◆ **INSTRUCTIONS TO FOLLOW**
Repeat every record below exactly, but leave out any pictures.
## Begin DATASET RECORDS
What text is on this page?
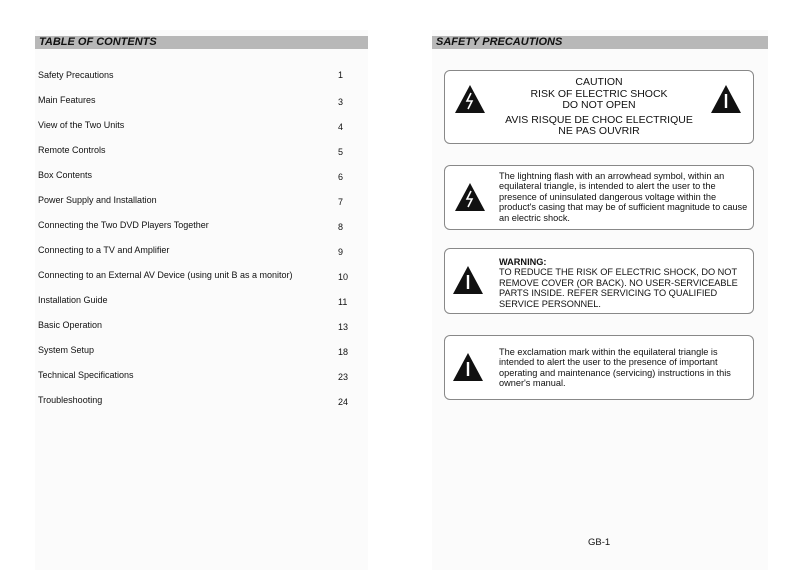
TABLE OF CONTENTS
Safety Precautions	1
Main Features	3
View of the Two Units	4
Remote Controls	5
Box Contents	6
Power Supply and Installation	7
Connecting the Two DVD Players Together	8
Connecting to a TV and Amplifier	9
Connecting to an External AV Device (using unit B as a monitor)	10
Installation Guide	11
Basic Operation	13
System Setup	18
Technical Specifications	23
Troubleshooting	24
SAFETY PRECAUTIONS
CAUTION
RISK OF ELECTRIC SHOCK
DO NOT OPEN
AVIS RISQUE DE CHOC ELECTRIQUE
NE PAS OUVRIR
The lightning flash with an arrowhead symbol, within an equilateral triangle, is intended to alert the user to the presence of uninsulated dangerous voltage within the product's casing that may be of sufficient magnitude to cause an electric shock.
WARNING:
TO REDUCE THE RISK OF ELECTRIC SHOCK, DO NOT REMOVE COVER (OR BACK). NO USER-SERVICEABLE PARTS INSIDE. REFER SERVICING TO QUALIFIED SERVICE PERSONNEL.
The exclamation mark within the equilateral triangle is intended to alert the user to the presence of important operating and maintenance (servicing) instructions in this owner's manual.
GB-1
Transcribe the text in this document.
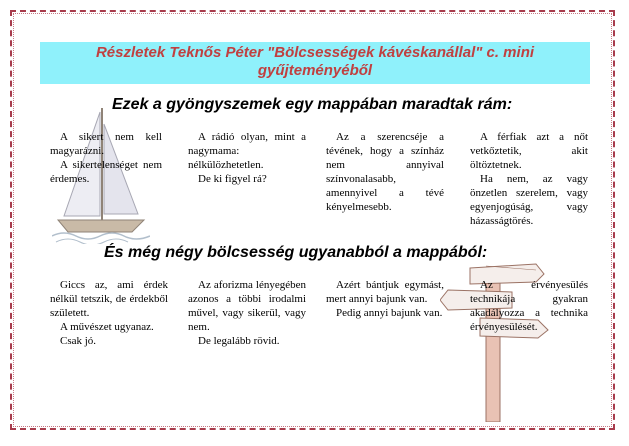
Részletek Teknős Péter "Bölcsességek kávéskanállal" c. mini gyűjteményéből
Ezek a gyöngyszemek egy mappában maradtak rám:

A sikert nem kell magyarázni.

A sikertelenséget nem érdemes.

A rádió olyan, mint a nagymama: nélkülözhetetlen.

De ki figyel rá?

Az a szerencséje a tévének, hogy a színház nem annyival színvonalasabb, amennyivel a tévé kényelmesebb.

A férfiak azt a nőt vetkőztetik, akit öltöztetnek.

Ha nem, az vagy önzetlen szerelem, vagy egyenjogúság, vagy házasságtörés.

És még négy bölcsesség ugyanabból a mappából:

Giccs az, ami érdek nélkül tetszik, de érdekből született.

A művészet ugyanaz.

Csak jó.

Az aforizma lényegében azonos a többi irodalmi művel, vagy sikerül, vagy nem.

De legalább rövid.

Azért bántjuk egymást, mert annyi bajunk van.

Pedig annyi bajunk van.

Az érvényesülés technikája gyakran akadályozza a technika érvényesülését.
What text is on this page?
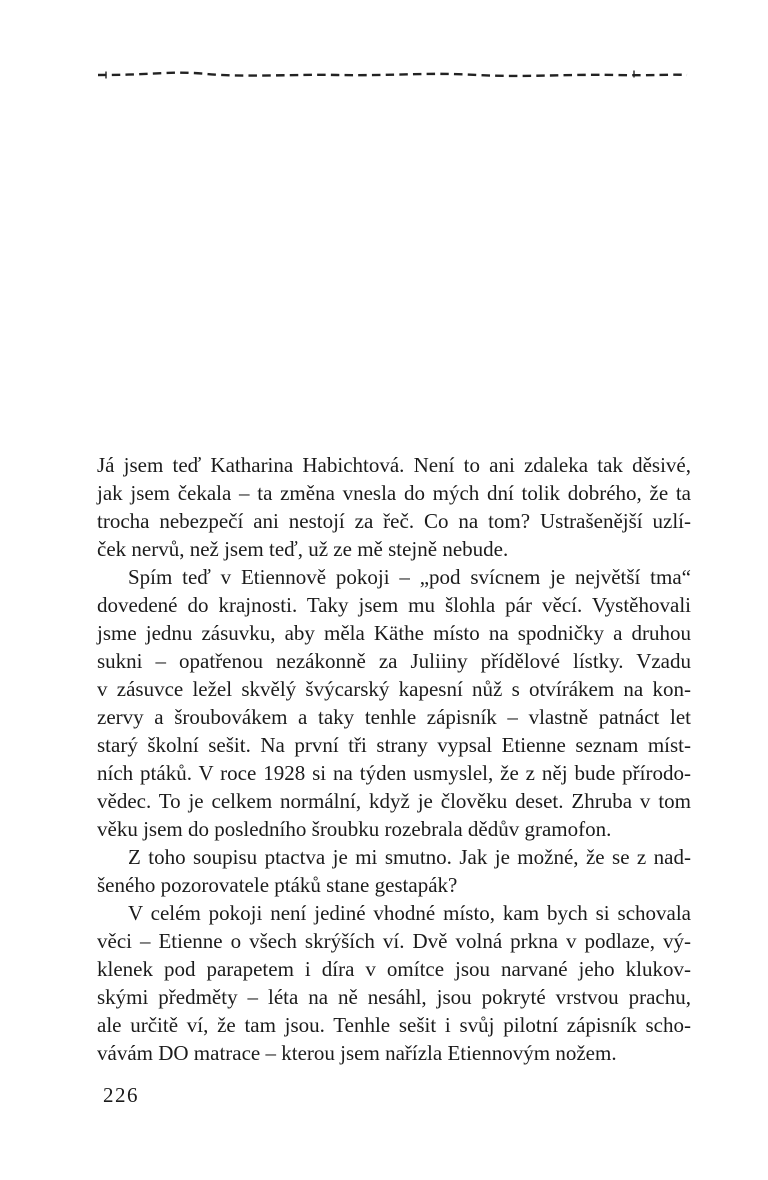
Já jsem teď Katharina Habichtová. Není to ani zdaleka tak děsivé,
jak jsem čekala – ta změna vnesla do mých dní tolik dobrého, že ta
trocha nebezpečí ani nestojí za řeč. Co na tom? Ustrašenější uzlí-
ček nervů, než jsem teď, už ze mě stejně nebude.
Spím teď v Etiennově pokoji – „pod svícnem je největší tma“
dovedené do krajnosti. Taky jsem mu šlohla pár věcí. Vystěhovali
jsme jednu zásuvku, aby měla Käthe místo na spodničky a druhou
sukni – opatřenou nezákonně za Juliiny přídělové lístky. Vzadu
v zásuvce ležel skvělý švýcarský kapesní nůž s otvírákem na kon-
zervy a šroubovákem a taky tenhle zápisník – vlastně patnáct let
starý školní sešit. Na první tři strany vypsal Etienne seznam míst-
ních ptáků. V roce 1928 si na týden usmyslel, že z něj bude přírodo-
vědec. To je celkem normální, když je člověku deset. Zhruba v tom
věku jsem do posledního šroubku rozebrala dědův gramofon.
Z toho soupisu ptactva je mi smutno. Jak je možné, že se z nad-
šeného pozorovatele ptáků stane gestapák?
V celém pokoji není jediné vhodné místo, kam bych si schovala
věci – Etienne o všech skrýších ví. Dvě volná prkna v podlaze, vý-
klenek pod parapetem i díra v omítce jsou narvané jeho klukov-
skými předměty – léta na ně nesáhl, jsou pokryté vrstvou prachu,
ale určitě ví, že tam jsou. Tenhle sešit i svůj pilotní zápisník scho-
vávám DO matrace – kterou jsem nařízla Etiennovým nožem.
226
## End DATASET RECORDS
◆ **THE OUTPUT**
What text is on this page?
TABLE OF CONTENTS
Safety Precautions	1
Main Features	3
View of the Two Units	4
Remote Controls	5
Box Contents	6
Power Supply and Installation	7
Connecting the Two DVD Players Together	8
Connecting to a TV and Amplifier	9
Connecting to an External AV Device (using unit B as a monitor)	10
Installation Guide	11
Basic Operation	13
System Setup	18
Technical Specifications	23
Troubleshooting	24
SAFETY PRECAUTIONS
CAUTION
RISK OF ELECTRIC SHOCK
DO NOT OPEN
AVIS RISQUE DE CHOC ELECTRIQUE
NE PAS OUVRIR
The lightning flash with an arrowhead symbol, within an equilateral triangle, is intended to alert the user to the presence of uninsulated dangerous voltage within the product's casing that may be of sufficient magnitude to cause an electric shock.
WARNING:
TO REDUCE THE RISK OF ELECTRIC SHOCK, DO NOT REMOVE COVER (OR BACK). NO USER-SERVICEABLE PARTS INSIDE. REFER SERVICING TO QUALIFIED SERVICE PERSONNEL.
The exclamation mark within the equilateral triangle is intended to alert the user to the presence of important operating and maintenance (servicing) instructions in this owner's manual.
GB-1
Transcribe the text in this document.
Részletek Teknős Péter "Bölcsességek kávéskanállal" c. mini gyűjteményéből
Ezek a gyöngyszemek egy mappában maradtak rám:

A sikert nem kell magyarázni.

A sikertelenséget nem érdemes.

A rádió olyan, mint a nagymama: nélkülözhetetlen.

De ki figyel rá?

Az a szerencséje a tévének, hogy a színház nem annyival színvonalasabb, amennyivel a tévé kényelmesebb.

A férfiak azt a nőt vetkőztetik, akit öltöztetnek.

Ha nem, az vagy önzetlen szerelem, vagy egyenjogúság, vagy házasságtörés.

És még négy bölcsesség ugyanabból a mappából:

Giccs az, ami érdek nélkül tetszik, de érdekből született.

A művészet ugyanaz.

Csak jó.

Az aforizma lényegében azonos a többi irodalmi művel, vagy sikerül, vagy nem.

De legalább rövid.

Azért bántjuk egymást, mert annyi bajunk van.

Pedig annyi bajunk van.

Az érvényesülés technikája gyakran akadályozza a technika érvényesülését.
What text is on this page?
Já jsem teď Katharina Habichtová. Není to ani zdaleka tak děsivé,
jak jsem čekala – ta změna vnesla do mých dní tolik dobrého, že ta
trocha nebezpečí ani nestojí za řeč. Co na tom? Ustrašenější uzlí-
ček nervů, než jsem teď, už ze mě stejně nebude.
Spím teď v Etiennově pokoji – „pod svícnem je největší tma“
dovedené do krajnosti. Taky jsem mu šlohla pár věcí. Vystěhovali
jsme jednu zásuvku, aby měla Käthe místo na spodničky a druhou
sukni – opatřenou nezákonně za Juliiny přídělové lístky. Vzadu
v zásuvce ležel skvělý švýcarský kapesní nůž s otvírákem na kon-
zervy a šroubovákem a taky tenhle zápisník – vlastně patnáct let
starý školní sešit. Na první tři strany vypsal Etienne seznam míst-
ních ptáků. V roce 1928 si na týden usmyslel, že z něj bude přírodo-
vědec. To je celkem normální, když je člověku deset. Zhruba v tom
věku jsem do posledního šroubku rozebrala dědův gramofon.
Z toho soupisu ptactva je mi smutno. Jak je možné, že se z nad-
šeného pozorovatele ptáků stane gestapák?
V celém pokoji není jediné vhodné místo, kam bych si schovala
věci – Etienne o všech skrýších ví. Dvě volná prkna v podlaze, vý-
klenek pod parapetem i díra v omítce jsou narvané jeho klukov-
skými předměty – léta na ně nesáhl, jsou pokryté vrstvou prachu,
ale určitě ví, že tam jsou. Tenhle sešit i svůj pilotní zápisník scho-
vávám DO matrace – kterou jsem nařízla Etiennovým nožem.
226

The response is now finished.